Assignment: Exactly as shown below, retype every line of the data.

[Records excerpted from a collection]

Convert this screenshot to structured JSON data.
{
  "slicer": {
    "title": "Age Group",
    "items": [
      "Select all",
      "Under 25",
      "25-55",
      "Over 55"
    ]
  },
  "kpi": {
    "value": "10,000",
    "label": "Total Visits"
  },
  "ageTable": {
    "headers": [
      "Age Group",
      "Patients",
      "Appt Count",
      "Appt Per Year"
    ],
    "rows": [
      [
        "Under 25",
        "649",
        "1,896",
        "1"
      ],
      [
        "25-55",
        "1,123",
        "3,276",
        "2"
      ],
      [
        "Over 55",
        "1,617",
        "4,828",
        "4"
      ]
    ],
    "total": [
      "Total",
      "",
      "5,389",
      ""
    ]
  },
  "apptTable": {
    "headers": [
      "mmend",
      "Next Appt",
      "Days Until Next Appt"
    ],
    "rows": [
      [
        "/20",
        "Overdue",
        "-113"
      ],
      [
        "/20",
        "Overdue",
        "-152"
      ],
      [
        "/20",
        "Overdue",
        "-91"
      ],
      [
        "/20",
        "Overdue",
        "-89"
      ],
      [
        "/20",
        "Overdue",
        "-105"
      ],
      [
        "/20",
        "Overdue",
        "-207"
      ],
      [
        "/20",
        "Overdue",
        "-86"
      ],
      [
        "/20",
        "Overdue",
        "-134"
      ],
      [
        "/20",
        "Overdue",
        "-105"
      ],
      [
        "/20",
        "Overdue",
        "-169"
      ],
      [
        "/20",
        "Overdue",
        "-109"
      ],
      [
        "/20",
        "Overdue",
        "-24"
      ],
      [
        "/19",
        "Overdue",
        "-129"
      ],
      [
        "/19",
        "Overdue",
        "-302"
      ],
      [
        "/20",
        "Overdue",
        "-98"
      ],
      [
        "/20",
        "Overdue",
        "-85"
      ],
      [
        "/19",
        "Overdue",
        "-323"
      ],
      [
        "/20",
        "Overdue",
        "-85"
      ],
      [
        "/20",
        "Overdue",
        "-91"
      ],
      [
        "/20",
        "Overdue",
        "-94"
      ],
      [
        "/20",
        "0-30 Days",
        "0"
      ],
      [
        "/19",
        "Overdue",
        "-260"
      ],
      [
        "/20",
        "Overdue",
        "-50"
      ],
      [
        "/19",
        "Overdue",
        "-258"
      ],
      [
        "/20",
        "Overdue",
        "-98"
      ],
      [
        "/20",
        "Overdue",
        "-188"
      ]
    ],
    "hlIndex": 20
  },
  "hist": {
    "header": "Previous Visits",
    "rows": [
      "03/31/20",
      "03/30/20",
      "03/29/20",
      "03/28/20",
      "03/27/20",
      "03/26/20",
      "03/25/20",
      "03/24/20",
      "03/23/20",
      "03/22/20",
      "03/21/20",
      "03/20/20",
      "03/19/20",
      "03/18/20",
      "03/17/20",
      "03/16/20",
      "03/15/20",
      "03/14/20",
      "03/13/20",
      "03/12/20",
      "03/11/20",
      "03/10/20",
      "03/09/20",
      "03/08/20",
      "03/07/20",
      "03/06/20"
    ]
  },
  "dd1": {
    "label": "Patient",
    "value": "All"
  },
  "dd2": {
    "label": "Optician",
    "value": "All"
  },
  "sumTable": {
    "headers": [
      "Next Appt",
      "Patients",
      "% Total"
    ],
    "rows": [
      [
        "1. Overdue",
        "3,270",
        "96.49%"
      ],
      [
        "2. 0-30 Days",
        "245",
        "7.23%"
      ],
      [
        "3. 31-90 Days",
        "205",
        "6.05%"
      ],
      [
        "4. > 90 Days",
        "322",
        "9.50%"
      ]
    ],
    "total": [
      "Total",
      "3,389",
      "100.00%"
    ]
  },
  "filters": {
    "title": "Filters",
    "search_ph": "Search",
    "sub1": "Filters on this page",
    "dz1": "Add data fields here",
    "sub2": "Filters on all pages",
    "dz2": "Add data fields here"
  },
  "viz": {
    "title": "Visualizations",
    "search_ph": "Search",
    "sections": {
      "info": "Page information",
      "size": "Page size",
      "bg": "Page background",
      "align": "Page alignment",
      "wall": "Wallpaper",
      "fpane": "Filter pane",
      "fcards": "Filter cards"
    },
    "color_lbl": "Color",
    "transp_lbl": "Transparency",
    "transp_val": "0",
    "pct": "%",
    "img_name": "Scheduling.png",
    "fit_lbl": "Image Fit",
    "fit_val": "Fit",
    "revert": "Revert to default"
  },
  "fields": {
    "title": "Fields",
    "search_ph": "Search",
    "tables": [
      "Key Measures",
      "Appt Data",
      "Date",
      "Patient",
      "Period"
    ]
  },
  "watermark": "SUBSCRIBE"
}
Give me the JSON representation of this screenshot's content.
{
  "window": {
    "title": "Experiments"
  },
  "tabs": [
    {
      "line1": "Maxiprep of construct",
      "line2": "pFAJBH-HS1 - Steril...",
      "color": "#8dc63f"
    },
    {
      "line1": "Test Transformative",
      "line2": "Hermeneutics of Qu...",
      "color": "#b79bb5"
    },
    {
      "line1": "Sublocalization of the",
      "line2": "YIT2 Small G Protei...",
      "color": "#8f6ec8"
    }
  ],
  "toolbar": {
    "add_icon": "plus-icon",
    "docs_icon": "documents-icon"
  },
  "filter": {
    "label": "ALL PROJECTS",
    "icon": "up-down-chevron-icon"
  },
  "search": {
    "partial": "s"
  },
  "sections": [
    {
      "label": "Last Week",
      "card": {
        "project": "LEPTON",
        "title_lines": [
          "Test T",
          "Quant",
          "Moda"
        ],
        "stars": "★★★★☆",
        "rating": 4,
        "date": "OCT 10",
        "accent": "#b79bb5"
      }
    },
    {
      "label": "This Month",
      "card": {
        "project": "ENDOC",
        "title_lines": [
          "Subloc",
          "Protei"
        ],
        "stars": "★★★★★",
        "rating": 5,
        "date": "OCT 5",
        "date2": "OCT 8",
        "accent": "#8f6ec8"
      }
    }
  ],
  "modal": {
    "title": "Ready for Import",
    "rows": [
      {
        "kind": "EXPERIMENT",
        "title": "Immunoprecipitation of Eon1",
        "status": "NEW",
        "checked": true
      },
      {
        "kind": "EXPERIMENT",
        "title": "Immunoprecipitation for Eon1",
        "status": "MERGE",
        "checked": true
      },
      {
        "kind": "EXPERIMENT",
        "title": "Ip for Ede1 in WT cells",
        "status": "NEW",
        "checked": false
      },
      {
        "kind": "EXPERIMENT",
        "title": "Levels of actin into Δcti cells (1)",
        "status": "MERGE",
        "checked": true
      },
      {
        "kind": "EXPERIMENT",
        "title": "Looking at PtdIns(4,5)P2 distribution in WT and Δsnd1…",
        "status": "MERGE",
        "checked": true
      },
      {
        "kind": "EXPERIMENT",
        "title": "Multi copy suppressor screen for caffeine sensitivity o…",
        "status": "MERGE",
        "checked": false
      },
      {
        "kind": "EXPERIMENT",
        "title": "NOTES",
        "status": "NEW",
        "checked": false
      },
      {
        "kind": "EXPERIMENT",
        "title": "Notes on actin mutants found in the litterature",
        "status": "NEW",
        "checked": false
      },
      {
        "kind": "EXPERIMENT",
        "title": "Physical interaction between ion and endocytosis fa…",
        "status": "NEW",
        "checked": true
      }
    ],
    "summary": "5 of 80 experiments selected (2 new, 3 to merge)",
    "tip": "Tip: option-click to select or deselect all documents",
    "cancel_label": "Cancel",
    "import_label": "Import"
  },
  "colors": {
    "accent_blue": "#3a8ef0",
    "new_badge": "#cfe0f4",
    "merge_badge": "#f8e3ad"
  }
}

Result for this exercise:
Convert this screenshot to structured JSON data.
{
  "slicer": {
    "title": "Age Group",
    "items": [
      "Select all",
      "Under 25",
      "25-55",
      "Over 55"
    ]
  },
  "kpi": {
    "value": "10,000",
    "label": "Total Visits"
  },
  "ageTable": {
    "headers": [
      "Age Group",
      "Patients",
      "Appt Count",
      "Appt Per Year"
    ],
    "rows": [
      [
        "Under 25",
        "649",
        "1,896",
        "1"
      ],
      [
        "25-55",
        "1,123",
        "3,276",
        "2"
      ],
      [
        "Over 55",
        "1,617",
        "4,828",
        "4"
      ]
    ],
    "total": [
      "Total",
      "",
      "5,389",
      ""
    ]
  },
  "apptTable": {
    "headers": [
      "mmend",
      "Next Appt",
      "Days Until Next Appt"
    ],
    "rows": [
      [
        "/20",
        "Overdue",
        "-113"
      ],
      [
        "/20",
        "Overdue",
        "-152"
      ],
      [
        "/20",
        "Overdue",
        "-91"
      ],
      [
        "/20",
        "Overdue",
        "-89"
      ],
      [
        "/20",
        "Overdue",
        "-105"
      ],
      [
        "/20",
        "Overdue",
        "-207"
      ],
      [
        "/20",
        "Overdue",
        "-86"
      ],
      [
        "/20",
        "Overdue",
        "-134"
      ],
      [
        "/20",
        "Overdue",
        "-105"
      ],
      [
        "/20",
        "Overdue",
        "-169"
      ],
      [
        "/20",
        "Overdue",
        "-109"
      ],
      [
        "/20",
        "Overdue",
        "-24"
      ],
      [
        "/19",
        "Overdue",
        "-129"
      ],
      [
        "/19",
        "Overdue",
        "-302"
      ],
      [
        "/20",
        "Overdue",
        "-98"
      ],
      [
        "/20",
        "Overdue",
        "-85"
      ],
      [
        "/19",
        "Overdue",
        "-323"
      ],
      [
        "/20",
        "Overdue",
        "-85"
      ],
      [
        "/20",
        "Overdue",
        "-91"
      ],
      [
        "/20",
        "Overdue",
        "-94"
      ],
      [
        "/20",
        "0-30 Days",
        "0"
      ],
      [
        "/19",
        "Overdue",
        "-260"
      ],
      [
        "/20",
        "Overdue",
        "-50"
      ],
      [
        "/19",
        "Overdue",
        "-258"
      ],
      [
        "/20",
        "Overdue",
        "-98"
      ],
      [
        "/20",
        "Overdue",
        "-188"
      ]
    ],
    "hlIndex": 20
  },
  "hist": {
    "header": "Previous Visits",
    "rows": [
      "03/31/20",
      "03/30/20",
      "03/29/20",
      "03/28/20",
      "03/27/20",
      "03/26/20",
      "03/25/20",
      "03/24/20",
      "03/23/20",
      "03/22/20",
      "03/21/20",
      "03/20/20",
      "03/19/20",
      "03/18/20",
      "03/17/20",
      "03/16/20",
      "03/15/20",
      "03/14/20",
      "03/13/20",
      "03/12/20",
      "03/11/20",
      "03/10/20",
      "03/09/20",
      "03/08/20",
      "03/07/20",
      "03/06/20"
    ]
  },
  "dd1": {
    "label": "Patient",
    "value": "All"
  },
  "dd2": {
    "label": "Optician",
    "value": "All"
  },
  "sumTable": {
    "headers": [
      "Next Appt",
      "Patients",
      "% Total"
    ],
    "rows": [
      [
        "1. Overdue",
        "3,270",
        "96.49%"
      ],
      [
        "2. 0-30 Days",
        "245",
        "7.23%"
      ],
      [
        "3. 31-90 Days",
        "205",
        "6.05%"
      ],
      [
        "4. > 90 Days",
        "322",
        "9.50%"
      ]
    ],
    "total": [
      "Total",
      "3,389",
      "100.00%"
    ]
  },
  "filters": {
    "title": "Filters",
    "search_ph": "Search",
    "sub1": "Filters on this page",
    "dz1": "Add data fields here",
    "sub2": "Filters on all pages",
    "dz2": "Add data fields here"
  },
  "viz": {
    "title": "Visualizations",
    "search_ph": "Search",
    "sections": {
      "info": "Page information",
      "size": "Page size",
      "bg": "Page background",
      "align": "Page alignment",
      "wall": "Wallpaper",
      "fpane": "Filter pane",
      "fcards": "Filter cards"
    },
    "color_lbl": "Color",
    "transp_lbl": "Transparency",
    "transp_val": "0",
    "pct": "%",
    "img_name": "Scheduling.png",
    "fit_lbl": "Image Fit",
    "fit_val": "Fit",
    "revert": "Revert to default"
  },
  "fields": {
    "title": "Fields",
    "search_ph": "Search",
    "tables": [
      "Key Measures",
      "Appt Data",
      "Date",
      "Patient",
      "Period"
    ]
  },
  "watermark": "SUBSCRIBE"
}
Give me the JSON representation of this screenshot's content.
{
  "window": {
    "title": "Experiments"
  },
  "tabs": [
    {
      "line1": "Maxiprep of construct",
      "line2": "pFAJBH-HS1 - Steril...",
      "color": "#8dc63f"
    },
    {
      "line1": "Test Transformative",
      "line2": "Hermeneutics of Qu...",
      "color": "#b79bb5"
    },
    {
      "line1": "Sublocalization of the",
      "line2": "YIT2 Small G Protei...",
      "color": "#8f6ec8"
    }
  ],
  "toolbar": {
    "add_icon": "plus-icon",
    "docs_icon": "documents-icon"
  },
  "filter": {
    "label": "ALL PROJECTS",
    "icon": "up-down-chevron-icon"
  },
  "search": {
    "partial": "s"
  },
  "sections": [
    {
      "label": "Last Week",
      "card": {
        "project": "LEPTON",
        "title_lines": [
          "Test T",
          "Quant",
          "Moda"
        ],
        "stars": "★★★★☆",
        "rating": 4,
        "date": "OCT 10",
        "accent": "#b79bb5"
      }
    },
    {
      "label": "This Month",
      "card": {
        "project": "ENDOC",
        "title_lines": [
          "Subloc",
          "Protei"
        ],
        "stars": "★★★★★",
        "rating": 5,
        "date": "OCT 5",
        "date2": "OCT 8",
        "accent": "#8f6ec8"
      }
    }
  ],
  "modal": {
    "title": "Ready for Import",
    "rows": [
      {
        "kind": "EXPERIMENT",
        "title": "Immunoprecipitation of Eon1",
        "status": "NEW",
        "checked": true
      },
      {
        "kind": "EXPERIMENT",
        "title": "Immunoprecipitation for Eon1",
        "status": "MERGE",
        "checked": true
      },
      {
        "kind": "EXPERIMENT",
        "title": "Ip for Ede1 in WT cells",
        "status": "NEW",
        "checked": false
      },
      {
        "kind": "EXPERIMENT",
        "title": "Levels of actin into Δcti cells (1)",
        "status": "MERGE",
        "checked": true
      },
      {
        "kind": "EXPERIMENT",
        "title": "Looking at PtdIns(4,5)P2 distribution in WT and Δsnd1…",
        "status": "MERGE",
        "checked": true
      },
      {
        "kind": "EXPERIMENT",
        "title": "Multi copy suppressor screen for caffeine sensitivity o…",
        "status": "MERGE",
        "checked": false
      },
      {
        "kind": "EXPERIMENT",
        "title": "NOTES",
        "status": "NEW",
        "checked": false
      },
      {
        "kind": "EXPERIMENT",
        "title": "Notes on actin mutants found in the litterature",
        "status": "NEW",
        "checked": false
      },
      {
        "kind": "EXPERIMENT",
        "title": "Physical interaction between ion and endocytosis fa…",
        "status": "NEW",
        "checked": true
      }
    ],
    "summary": "5 of 80 experiments selected (2 new, 3 to merge)",
    "tip": "Tip: option-click to select or deselect all documents",
    "cancel_label": "Cancel",
    "import_label": "Import"
  },
  "colors": {
    "accent_blue": "#3a8ef0",
    "new_badge": "#cfe0f4",
    "merge_badge": "#f8e3ad"
  }
}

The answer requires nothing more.